Extracted data entries
******************************

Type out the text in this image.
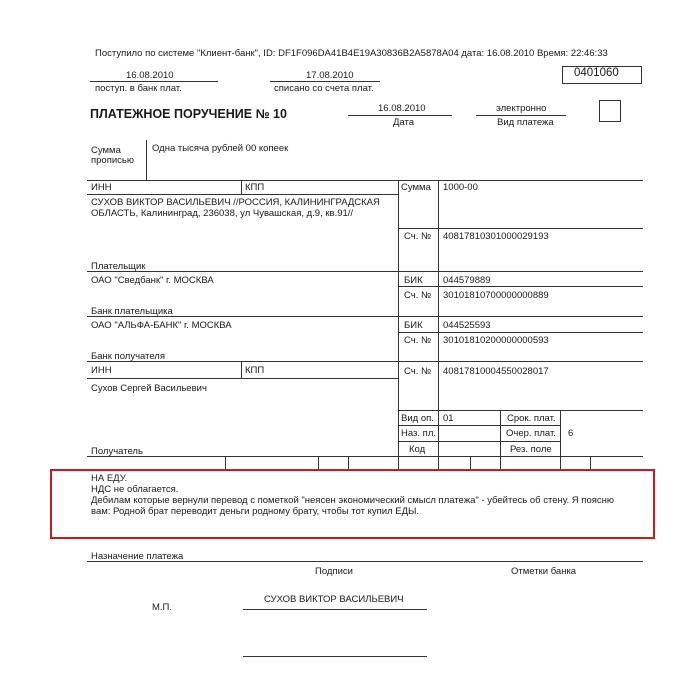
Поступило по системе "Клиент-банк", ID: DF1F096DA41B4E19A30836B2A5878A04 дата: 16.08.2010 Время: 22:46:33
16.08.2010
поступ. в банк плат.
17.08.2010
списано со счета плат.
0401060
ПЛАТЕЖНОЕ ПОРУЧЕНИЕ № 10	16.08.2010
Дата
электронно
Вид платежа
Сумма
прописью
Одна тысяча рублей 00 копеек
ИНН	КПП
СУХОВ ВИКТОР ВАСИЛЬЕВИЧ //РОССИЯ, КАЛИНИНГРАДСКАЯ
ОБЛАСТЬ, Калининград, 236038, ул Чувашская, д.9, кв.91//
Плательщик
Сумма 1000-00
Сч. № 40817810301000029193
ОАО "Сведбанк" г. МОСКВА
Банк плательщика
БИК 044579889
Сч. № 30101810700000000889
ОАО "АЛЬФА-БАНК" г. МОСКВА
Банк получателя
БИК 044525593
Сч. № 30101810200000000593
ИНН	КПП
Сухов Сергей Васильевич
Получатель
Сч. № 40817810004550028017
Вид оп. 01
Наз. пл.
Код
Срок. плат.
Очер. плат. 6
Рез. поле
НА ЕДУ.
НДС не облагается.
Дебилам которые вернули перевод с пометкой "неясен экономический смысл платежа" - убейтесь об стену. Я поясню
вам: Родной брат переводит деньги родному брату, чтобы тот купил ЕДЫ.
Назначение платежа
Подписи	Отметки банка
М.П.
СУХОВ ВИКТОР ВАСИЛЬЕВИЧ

******************************

Transcribe the listing in full and omit the pictures.

Type out the text in this image.
Поступило по системе "Клиент-банк", ID: DF1F096DA41B4E19A30836B2A5878A04 дата: 16.08.2010 Время: 22:46:33
16.08.2010
поступ. в банк плат.
17.08.2010
списано со счета плат.
0401060
ПЛАТЕЖНОЕ ПОРУЧЕНИЕ № 10	16.08.2010
Дата
электронно
Вид платежа
Сумма
прописью
Одна тысяча рублей 00 копеек
ИНН	КПП
СУХОВ ВИКТОР ВАСИЛЬЕВИЧ //РОССИЯ, КАЛИНИНГРАДСКАЯ
ОБЛАСТЬ, Калининград, 236038, ул Чувашская, д.9, кв.91//
Плательщик
Сумма 1000-00
Сч. № 40817810301000029193
ОАО "Сведбанк" г. МОСКВА
Банк плательщика
БИК 044579889
Сч. № 30101810700000000889
ОАО "АЛЬФА-БАНК" г. МОСКВА
Банк получателя
БИК 044525593
Сч. № 30101810200000000593
ИНН	КПП
Сухов Сергей Васильевич
Получатель
Сч. № 40817810004550028017
Вид оп. 01
Наз. пл.
Код
Срок. плат.
Очер. плат. 6
Рез. поле
НА ЕДУ.
НДС не облагается.
Дебилам которые вернули перевод с пометкой "неясен экономический смысл платежа" - убейтесь об стену. Я поясню
вам: Родной брат переводит деньги родному брату, чтобы тот купил ЕДЫ.
Назначение платежа
Подписи	Отметки банка
М.П.
СУХОВ ВИКТОР ВАСИЛЬЕВИЧ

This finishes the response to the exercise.